OBJECTIVE —
Would you copy only the lines below, from the one containing "Parse this screenshot: output" through the very last one, leaving the pictures out?

>> BEGIN SUPPLIED RECORDS

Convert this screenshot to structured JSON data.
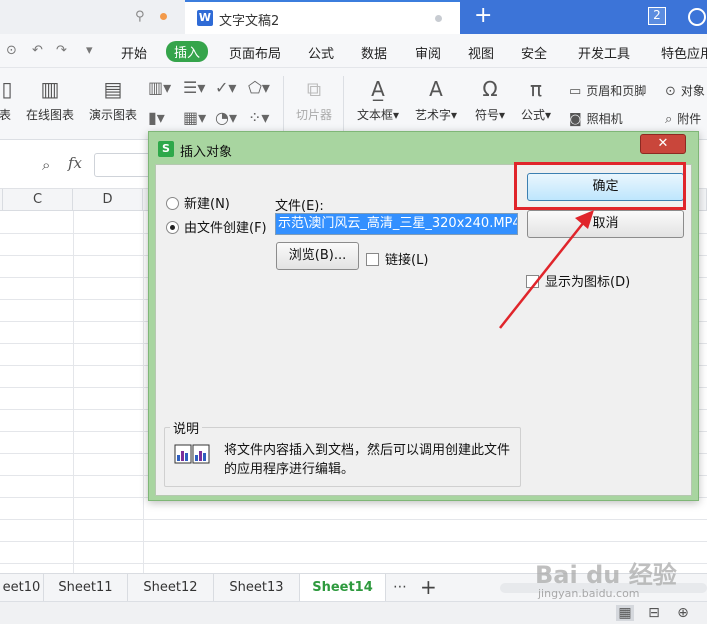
{
  "titlebar": {
    "doc_tab_icon": "W",
    "doc_tab_title": "文字文稿2",
    "new_tab": "+",
    "window_count": "2"
  },
  "menu": {
    "items": [
      "开始",
      "插入",
      "页面布局",
      "公式",
      "数据",
      "审阅",
      "视图",
      "安全",
      "开发工具",
      "特色应用"
    ],
    "active": "插入"
  },
  "ribbon": {
    "left_partial": "表",
    "online_chart": "在线图表",
    "demo_chart": "演示图表",
    "slicer": "切片器",
    "textbox": "文本框",
    "art_text": "艺术字",
    "symbol": "符号",
    "formula": "公式",
    "header_footer": "页眉和页脚",
    "camera": "照相机",
    "object": "对象",
    "attachment": "附件"
  },
  "formula_bar": {
    "fx_label": "fx"
  },
  "grid": {
    "columns": [
      "C",
      "D"
    ]
  },
  "sheets": {
    "tabs": [
      "eet10",
      "Sheet11",
      "Sheet12",
      "Sheet13",
      "Sheet14"
    ],
    "active": "Sheet14",
    "more": "⋯",
    "add": "+"
  },
  "dialog": {
    "title": "插入对象",
    "logo": "S",
    "close": "✕",
    "radio_new": "新建(N)",
    "radio_from_file": "由文件创建(F)",
    "file_label": "文件(E):",
    "file_value": "示范\\澳门风云_高清_三星_320x240.MP4",
    "browse": "浏览(B)...",
    "link": "链接(L)",
    "ok": "确定",
    "cancel": "取消",
    "show_as_icon": "显示为图标(D)",
    "desc_title": "说明",
    "desc_line1": "将文件内容插入到文档，然后可以调用创建此文件",
    "desc_line2": "的应用程序进行编辑。"
  },
  "watermark": {
    "brand": "Bai du 经验",
    "url": "jingyan.baidu.com"
  },
  "colors": {
    "accent_green": "#35a44b",
    "tab_blue": "#3c74d8",
    "highlight_red": "#e0252b",
    "dialog_frame": "#a8d5a0"
  }
}
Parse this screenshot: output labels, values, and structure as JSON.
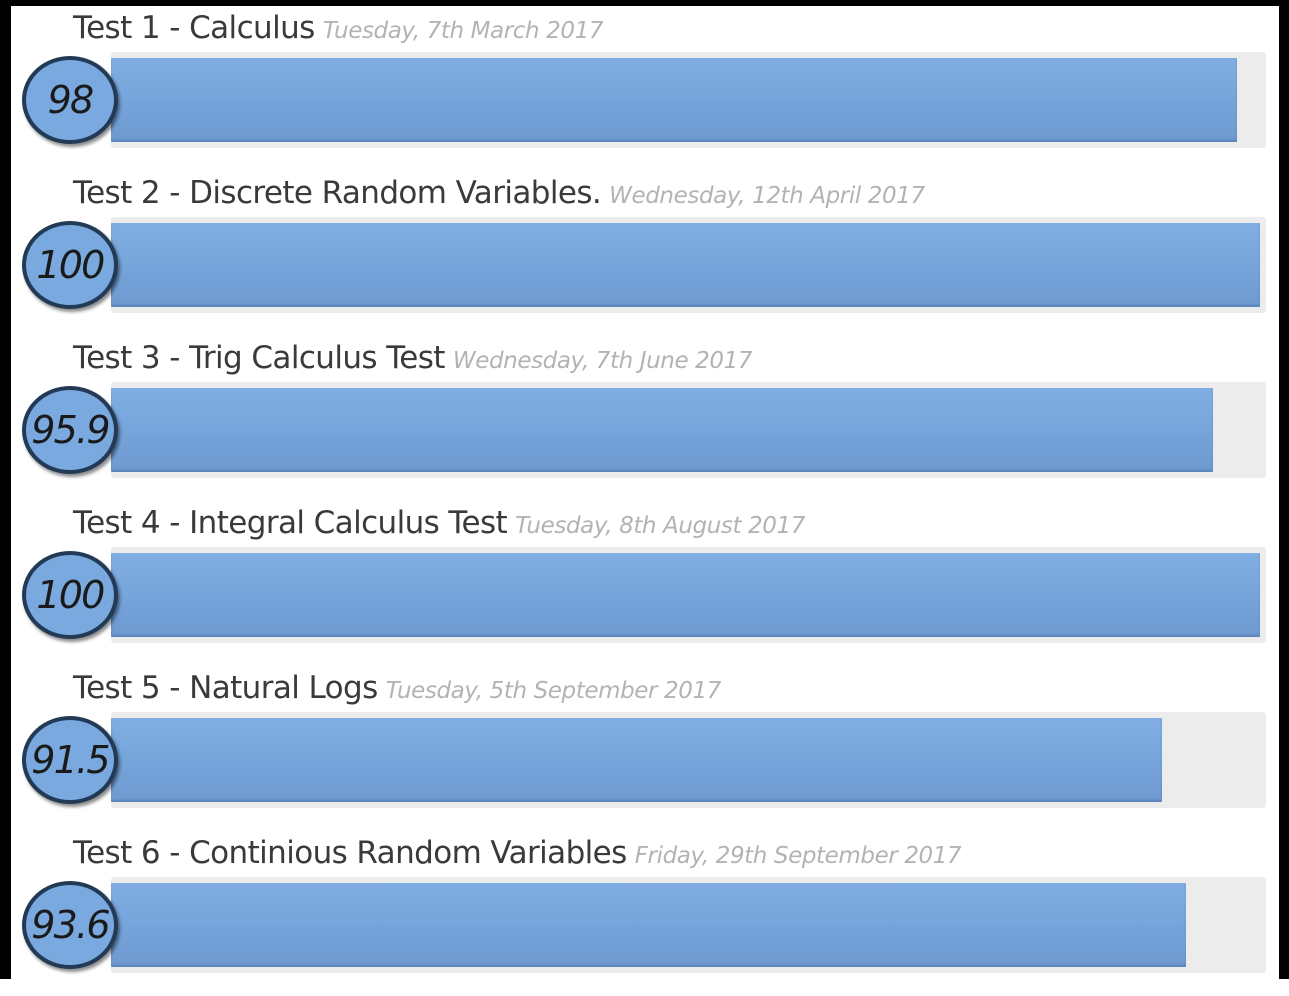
{
  "colors": {
    "bar_fill": "#77a6dc",
    "bar_track": "#ececec",
    "badge_border": "#223a56",
    "title_text": "#3a3a3a",
    "date_text": "#b3b3b3"
  },
  "tests": [
    {
      "title": "Test 1 - Calculus",
      "date": "Tuesday, 7th March 2017",
      "score": "98",
      "progress_percent": 98
    },
    {
      "title": "Test 2 - Discrete Random Variables.",
      "date": "Wednesday, 12th April 2017",
      "score": "100",
      "progress_percent": 100
    },
    {
      "title": "Test 3 - Trig Calculus Test",
      "date": "Wednesday, 7th June 2017",
      "score": "95.9",
      "progress_percent": 95.9
    },
    {
      "title": "Test 4 - Integral Calculus Test",
      "date": "Tuesday, 8th August 2017",
      "score": "100",
      "progress_percent": 100
    },
    {
      "title": "Test 5 - Natural Logs",
      "date": "Tuesday, 5th September 2017",
      "score": "91.5",
      "progress_percent": 91.5
    },
    {
      "title": "Test 6 - Continious Random Variables",
      "date": "Friday, 29th September 2017",
      "score": "93.6",
      "progress_percent": 93.6
    }
  ]
}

>> END SUPPLIED RECORDS

FINISHED ANSWER —
Parse this screenshot: output labels, values, and structure as JSON.
{
  "colors": {
    "bar_fill": "#77a6dc",
    "bar_track": "#ececec",
    "badge_border": "#223a56",
    "title_text": "#3a3a3a",
    "date_text": "#b3b3b3"
  },
  "tests": [
    {
      "title": "Test 1 - Calculus",
      "date": "Tuesday, 7th March 2017",
      "score": "98",
      "progress_percent": 98
    },
    {
      "title": "Test 2 - Discrete Random Variables.",
      "date": "Wednesday, 12th April 2017",
      "score": "100",
      "progress_percent": 100
    },
    {
      "title": "Test 3 - Trig Calculus Test",
      "date": "Wednesday, 7th June 2017",
      "score": "95.9",
      "progress_percent": 95.9
    },
    {
      "title": "Test 4 - Integral Calculus Test",
      "date": "Tuesday, 8th August 2017",
      "score": "100",
      "progress_percent": 100
    },
    {
      "title": "Test 5 - Natural Logs",
      "date": "Tuesday, 5th September 2017",
      "score": "91.5",
      "progress_percent": 91.5
    },
    {
      "title": "Test 6 - Continious Random Variables",
      "date": "Friday, 29th September 2017",
      "score": "93.6",
      "progress_percent": 93.6
    }
  ]
}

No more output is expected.